Excerpt provided:
*****

Author Interview – Fiona Ingram @FionaRobyn

How important are villains in a story? Villains are sometimes the best part of the story. Besides, a hero can only be heroic if there’s a villain to offset his bravery. Villains and their evil machinations make life interesting. Someone has to stop them or foil their nefarious plans. I like all the villains in my books, those written as well as those planned. Villains are usually clever and wily. They rely on their brains, not brute force.

Their motives and desires are actually often as grand as heroic ambitions, just really on the side of bad, not good. Villains are also self-absorbed but they can see the bigger picture. A clever villain knows when to retire from the battlefield. After all, ‘he who fights and runs away, lives to fight another day.’ Villains keep the plot going. A multifaceted villain, such as a baddie who loves his mother, or volunteers at an animal shelter, is a villain with interesting angles. No one wants a thug: they want Machiavelli because he’s more intriguing.

Do you have to travel much concerning your books? I am such a globetrotter that I think my adventure series has just given me lots of excuses to pack and explore! I began travelling from an early age and I found the contact with other cultures shaped my vision of life and matured me.

I began to see life differently, and to appreciate how other people live, think, and feel about life. When the idea for the series grew, I just knew setting the various adventures in unusual countries would appeal to young readers. The Secret of the Sacred Scarab was inspired by my trip to Egypt. The next book was sparked by my trip to Britain; and hopefully I will complete the research for the third book by going on a trip to the jungles of Mexico.

Can we expect more books from you in the future? Absolutely. I am whizzing along. When I began researching the ‘mythology’ behind The Secret of the Sacred Scarab, I discovered such a deep and wonderful world of legends and ancient teachings that the book began to grow almost a ‘super identity.’ This back history became so compelling that I knew it couldn’t end with the first book.

The end of the first story then became the beginning of another. Writing the second book (The Search for the Stone of Excalibur) was quicker because Dark Ages Britain (the time when the historical Arthur lived) is not as complex or as well documented as Ancient Egypt. The themes are different, but the medieval world of ancient manuscripts and monasteries is as fascinating. Secret associations, poisons and cures … murder most foul … lots of good stuff.

*****

Activities:
(a) In the interview, which trip inspired The Secret of the Sacred Scarab?
(b) Render this sentence from the interview in Spanish: "A clever villain knows when to retire from the battlefield."
Answer from the interview alone.

Study material:
*****

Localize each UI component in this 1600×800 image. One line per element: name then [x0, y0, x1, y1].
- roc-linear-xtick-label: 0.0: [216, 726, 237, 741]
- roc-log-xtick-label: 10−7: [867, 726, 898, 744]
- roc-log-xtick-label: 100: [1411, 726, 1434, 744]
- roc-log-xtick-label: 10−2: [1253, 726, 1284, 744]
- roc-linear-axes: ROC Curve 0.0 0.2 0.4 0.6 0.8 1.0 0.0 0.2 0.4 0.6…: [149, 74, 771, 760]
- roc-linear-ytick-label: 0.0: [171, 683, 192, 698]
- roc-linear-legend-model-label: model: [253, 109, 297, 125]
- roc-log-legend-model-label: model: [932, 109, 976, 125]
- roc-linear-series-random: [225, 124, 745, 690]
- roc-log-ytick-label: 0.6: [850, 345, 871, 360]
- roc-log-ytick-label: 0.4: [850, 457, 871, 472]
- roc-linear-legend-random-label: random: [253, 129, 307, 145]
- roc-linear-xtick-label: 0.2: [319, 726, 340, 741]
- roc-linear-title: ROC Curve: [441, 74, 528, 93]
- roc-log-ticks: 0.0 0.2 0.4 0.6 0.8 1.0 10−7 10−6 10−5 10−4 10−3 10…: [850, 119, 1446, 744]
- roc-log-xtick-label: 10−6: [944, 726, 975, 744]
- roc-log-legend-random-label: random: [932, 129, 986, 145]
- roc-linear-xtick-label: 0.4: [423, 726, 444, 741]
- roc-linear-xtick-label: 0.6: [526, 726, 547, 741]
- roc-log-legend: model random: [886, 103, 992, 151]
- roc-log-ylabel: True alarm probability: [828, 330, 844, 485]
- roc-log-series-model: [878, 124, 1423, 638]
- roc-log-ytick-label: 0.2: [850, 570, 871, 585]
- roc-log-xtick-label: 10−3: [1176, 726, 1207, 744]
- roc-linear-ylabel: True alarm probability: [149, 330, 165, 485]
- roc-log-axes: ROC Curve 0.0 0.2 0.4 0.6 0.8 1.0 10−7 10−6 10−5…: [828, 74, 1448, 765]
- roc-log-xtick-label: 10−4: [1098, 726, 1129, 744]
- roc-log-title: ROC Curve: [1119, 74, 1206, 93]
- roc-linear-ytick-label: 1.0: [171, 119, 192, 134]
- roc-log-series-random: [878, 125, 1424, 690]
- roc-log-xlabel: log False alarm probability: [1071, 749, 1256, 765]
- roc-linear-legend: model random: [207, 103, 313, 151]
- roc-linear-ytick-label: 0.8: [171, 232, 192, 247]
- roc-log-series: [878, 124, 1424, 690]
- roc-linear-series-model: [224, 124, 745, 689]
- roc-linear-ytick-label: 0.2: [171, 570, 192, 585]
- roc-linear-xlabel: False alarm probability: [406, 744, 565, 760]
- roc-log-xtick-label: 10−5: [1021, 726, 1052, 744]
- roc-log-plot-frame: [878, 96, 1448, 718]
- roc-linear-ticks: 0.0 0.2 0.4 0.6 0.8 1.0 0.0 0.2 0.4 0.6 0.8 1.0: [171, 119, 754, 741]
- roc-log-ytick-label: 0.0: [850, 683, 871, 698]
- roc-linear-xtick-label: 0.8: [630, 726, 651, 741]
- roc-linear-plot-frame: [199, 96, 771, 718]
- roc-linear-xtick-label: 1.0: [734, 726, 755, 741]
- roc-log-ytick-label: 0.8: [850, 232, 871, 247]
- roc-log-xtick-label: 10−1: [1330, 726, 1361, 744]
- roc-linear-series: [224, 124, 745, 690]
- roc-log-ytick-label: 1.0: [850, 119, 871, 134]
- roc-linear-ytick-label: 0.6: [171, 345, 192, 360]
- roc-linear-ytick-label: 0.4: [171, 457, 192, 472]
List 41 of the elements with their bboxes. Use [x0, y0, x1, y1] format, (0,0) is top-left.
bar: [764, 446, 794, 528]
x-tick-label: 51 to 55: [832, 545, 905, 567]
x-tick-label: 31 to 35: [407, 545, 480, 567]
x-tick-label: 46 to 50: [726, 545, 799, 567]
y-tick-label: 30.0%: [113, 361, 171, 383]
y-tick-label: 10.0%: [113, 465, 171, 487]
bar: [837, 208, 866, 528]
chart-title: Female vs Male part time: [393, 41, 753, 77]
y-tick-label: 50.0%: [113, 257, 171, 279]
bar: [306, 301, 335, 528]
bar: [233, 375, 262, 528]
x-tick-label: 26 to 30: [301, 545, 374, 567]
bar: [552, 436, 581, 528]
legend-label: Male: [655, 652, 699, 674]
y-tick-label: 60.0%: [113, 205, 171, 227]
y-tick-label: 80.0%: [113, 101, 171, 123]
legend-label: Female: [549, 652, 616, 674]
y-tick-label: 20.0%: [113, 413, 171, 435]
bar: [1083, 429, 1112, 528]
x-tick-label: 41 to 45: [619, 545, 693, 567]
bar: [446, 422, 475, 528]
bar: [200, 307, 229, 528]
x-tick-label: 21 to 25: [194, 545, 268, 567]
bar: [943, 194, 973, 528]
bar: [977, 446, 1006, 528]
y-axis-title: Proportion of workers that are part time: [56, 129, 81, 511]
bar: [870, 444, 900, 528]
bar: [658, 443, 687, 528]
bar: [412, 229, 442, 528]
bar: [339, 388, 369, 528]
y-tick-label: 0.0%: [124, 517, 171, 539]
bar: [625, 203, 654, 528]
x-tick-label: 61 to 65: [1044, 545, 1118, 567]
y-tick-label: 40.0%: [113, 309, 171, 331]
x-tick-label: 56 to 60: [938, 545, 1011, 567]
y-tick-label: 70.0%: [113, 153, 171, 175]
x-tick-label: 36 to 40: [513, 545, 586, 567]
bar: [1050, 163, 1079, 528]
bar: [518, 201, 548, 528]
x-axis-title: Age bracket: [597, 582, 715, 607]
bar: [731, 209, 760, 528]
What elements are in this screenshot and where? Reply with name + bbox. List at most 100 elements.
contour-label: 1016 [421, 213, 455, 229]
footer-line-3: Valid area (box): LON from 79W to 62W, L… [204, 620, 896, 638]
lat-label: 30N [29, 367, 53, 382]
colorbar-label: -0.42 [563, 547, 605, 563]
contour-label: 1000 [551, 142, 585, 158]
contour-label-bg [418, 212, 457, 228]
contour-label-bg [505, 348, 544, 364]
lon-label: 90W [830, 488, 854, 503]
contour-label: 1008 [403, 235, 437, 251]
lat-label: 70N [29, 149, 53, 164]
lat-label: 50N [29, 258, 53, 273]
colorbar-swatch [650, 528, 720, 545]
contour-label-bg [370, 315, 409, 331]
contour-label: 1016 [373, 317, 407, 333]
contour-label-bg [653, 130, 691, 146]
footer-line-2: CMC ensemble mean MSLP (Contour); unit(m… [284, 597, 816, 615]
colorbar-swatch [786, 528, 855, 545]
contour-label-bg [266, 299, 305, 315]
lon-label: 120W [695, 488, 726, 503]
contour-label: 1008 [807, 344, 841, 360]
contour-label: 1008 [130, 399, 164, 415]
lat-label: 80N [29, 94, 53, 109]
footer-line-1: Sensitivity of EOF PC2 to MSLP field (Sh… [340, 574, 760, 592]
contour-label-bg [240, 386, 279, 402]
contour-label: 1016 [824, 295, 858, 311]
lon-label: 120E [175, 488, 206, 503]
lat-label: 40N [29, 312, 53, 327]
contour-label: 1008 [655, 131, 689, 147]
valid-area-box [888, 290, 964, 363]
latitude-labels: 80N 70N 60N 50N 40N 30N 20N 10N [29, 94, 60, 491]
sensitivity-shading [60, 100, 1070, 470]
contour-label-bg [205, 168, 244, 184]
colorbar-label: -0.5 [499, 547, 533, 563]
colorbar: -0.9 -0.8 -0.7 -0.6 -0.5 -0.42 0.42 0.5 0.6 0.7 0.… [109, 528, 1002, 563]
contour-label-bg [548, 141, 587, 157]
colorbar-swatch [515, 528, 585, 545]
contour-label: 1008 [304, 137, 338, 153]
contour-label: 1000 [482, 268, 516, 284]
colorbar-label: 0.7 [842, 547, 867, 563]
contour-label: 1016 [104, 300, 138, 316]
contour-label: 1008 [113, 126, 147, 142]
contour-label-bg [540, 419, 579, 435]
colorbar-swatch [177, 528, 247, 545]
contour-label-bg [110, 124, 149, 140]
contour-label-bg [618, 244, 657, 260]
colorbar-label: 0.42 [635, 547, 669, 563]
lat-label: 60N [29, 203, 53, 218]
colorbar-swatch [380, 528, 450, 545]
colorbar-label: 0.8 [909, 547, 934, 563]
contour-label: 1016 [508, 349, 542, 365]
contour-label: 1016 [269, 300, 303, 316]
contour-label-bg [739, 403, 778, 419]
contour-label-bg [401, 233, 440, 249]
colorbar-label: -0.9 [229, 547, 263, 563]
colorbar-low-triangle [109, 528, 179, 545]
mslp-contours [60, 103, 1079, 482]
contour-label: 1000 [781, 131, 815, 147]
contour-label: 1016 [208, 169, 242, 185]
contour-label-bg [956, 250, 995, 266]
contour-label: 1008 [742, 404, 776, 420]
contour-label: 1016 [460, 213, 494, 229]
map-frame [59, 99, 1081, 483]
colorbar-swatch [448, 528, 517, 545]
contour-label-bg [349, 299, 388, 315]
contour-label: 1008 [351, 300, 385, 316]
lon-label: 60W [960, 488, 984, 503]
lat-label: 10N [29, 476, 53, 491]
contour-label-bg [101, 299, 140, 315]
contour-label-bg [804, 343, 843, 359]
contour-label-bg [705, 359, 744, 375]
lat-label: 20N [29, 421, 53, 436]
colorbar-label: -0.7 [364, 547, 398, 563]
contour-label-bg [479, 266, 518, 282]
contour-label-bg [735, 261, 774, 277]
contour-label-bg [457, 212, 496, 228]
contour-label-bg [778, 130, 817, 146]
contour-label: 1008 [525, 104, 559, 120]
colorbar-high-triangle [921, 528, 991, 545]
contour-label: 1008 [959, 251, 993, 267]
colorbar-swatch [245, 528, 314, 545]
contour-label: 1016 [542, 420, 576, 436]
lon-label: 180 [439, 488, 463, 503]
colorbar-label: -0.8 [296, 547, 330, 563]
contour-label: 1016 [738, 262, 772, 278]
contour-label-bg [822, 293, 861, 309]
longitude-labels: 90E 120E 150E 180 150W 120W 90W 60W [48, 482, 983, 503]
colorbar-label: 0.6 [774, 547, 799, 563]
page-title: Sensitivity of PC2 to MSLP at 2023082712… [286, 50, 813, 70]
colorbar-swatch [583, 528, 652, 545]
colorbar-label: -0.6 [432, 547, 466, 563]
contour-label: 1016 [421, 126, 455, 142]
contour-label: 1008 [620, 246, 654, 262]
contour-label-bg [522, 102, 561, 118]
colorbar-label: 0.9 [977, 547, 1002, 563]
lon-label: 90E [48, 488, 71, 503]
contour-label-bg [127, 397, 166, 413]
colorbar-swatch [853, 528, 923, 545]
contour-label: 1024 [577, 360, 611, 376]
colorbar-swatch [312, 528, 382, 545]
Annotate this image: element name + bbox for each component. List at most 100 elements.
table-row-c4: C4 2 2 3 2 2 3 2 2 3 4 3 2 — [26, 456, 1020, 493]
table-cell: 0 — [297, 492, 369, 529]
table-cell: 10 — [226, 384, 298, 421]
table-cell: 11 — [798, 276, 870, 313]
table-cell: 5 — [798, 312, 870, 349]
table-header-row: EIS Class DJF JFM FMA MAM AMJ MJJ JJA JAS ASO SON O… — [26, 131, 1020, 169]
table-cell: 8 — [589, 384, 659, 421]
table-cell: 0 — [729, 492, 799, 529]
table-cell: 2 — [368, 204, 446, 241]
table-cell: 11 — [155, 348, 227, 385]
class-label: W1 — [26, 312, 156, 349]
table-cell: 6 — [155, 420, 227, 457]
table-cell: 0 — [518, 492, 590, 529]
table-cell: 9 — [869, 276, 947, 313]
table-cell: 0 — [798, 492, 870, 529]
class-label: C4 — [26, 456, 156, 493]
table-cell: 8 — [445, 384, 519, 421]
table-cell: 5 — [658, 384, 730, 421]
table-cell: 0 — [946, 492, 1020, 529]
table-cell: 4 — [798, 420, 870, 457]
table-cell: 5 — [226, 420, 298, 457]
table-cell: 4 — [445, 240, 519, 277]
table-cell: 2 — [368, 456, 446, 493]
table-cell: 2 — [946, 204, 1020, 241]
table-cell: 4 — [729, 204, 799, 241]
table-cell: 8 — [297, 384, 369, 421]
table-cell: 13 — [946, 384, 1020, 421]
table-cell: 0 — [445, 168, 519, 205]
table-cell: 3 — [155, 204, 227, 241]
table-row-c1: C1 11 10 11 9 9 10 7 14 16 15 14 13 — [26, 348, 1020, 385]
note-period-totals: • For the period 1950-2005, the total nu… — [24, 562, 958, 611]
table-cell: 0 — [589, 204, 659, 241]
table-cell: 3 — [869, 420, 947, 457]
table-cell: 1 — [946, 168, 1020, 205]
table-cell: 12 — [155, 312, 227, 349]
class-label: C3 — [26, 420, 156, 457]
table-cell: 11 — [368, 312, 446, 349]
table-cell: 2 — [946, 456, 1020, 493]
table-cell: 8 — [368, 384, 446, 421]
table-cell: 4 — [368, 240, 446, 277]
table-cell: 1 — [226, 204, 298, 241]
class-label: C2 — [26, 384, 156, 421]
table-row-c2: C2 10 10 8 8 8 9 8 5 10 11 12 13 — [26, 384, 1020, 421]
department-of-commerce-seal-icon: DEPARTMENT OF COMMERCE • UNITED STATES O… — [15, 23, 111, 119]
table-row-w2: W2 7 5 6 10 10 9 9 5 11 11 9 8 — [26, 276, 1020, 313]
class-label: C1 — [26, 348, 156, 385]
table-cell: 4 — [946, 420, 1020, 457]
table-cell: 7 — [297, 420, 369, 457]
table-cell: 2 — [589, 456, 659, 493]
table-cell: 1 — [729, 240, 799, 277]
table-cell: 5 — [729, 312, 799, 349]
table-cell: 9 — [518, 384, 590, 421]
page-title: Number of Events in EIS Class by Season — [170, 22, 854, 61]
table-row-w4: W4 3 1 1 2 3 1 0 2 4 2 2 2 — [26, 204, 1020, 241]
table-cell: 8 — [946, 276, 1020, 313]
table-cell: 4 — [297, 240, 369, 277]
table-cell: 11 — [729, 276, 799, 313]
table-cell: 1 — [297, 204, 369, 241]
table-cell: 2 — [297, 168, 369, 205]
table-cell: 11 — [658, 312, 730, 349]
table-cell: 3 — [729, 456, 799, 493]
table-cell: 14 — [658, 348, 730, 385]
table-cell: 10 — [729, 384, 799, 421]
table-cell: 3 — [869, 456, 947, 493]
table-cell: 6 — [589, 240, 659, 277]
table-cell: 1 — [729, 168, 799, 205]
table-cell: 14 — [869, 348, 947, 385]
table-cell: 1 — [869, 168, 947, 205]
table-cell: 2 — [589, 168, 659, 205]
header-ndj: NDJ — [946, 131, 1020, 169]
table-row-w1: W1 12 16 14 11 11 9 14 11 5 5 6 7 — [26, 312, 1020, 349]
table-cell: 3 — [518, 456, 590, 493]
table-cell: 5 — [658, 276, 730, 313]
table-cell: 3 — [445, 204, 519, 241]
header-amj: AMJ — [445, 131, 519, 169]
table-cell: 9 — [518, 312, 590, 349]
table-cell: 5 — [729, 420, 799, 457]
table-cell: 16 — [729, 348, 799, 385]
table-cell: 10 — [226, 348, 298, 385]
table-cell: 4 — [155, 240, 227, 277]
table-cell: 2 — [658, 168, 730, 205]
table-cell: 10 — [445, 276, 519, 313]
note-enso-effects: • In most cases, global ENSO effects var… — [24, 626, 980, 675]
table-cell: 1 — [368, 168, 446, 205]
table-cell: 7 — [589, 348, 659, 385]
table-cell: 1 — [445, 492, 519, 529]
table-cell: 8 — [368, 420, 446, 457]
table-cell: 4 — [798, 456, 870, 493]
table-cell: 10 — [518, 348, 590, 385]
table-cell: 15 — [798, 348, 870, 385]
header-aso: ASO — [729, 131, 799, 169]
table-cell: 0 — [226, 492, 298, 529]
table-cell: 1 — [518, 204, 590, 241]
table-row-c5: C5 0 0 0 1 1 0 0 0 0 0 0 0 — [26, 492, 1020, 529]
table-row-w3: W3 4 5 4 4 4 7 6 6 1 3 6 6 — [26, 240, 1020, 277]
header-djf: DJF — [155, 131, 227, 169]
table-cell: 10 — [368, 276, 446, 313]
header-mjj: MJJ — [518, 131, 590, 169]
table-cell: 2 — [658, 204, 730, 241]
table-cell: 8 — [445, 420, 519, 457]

*****

Results for the exercise:
(a) A trip to Egypt.

(b) Un villano astuto sabe cuándo retirarse del campo de batalla.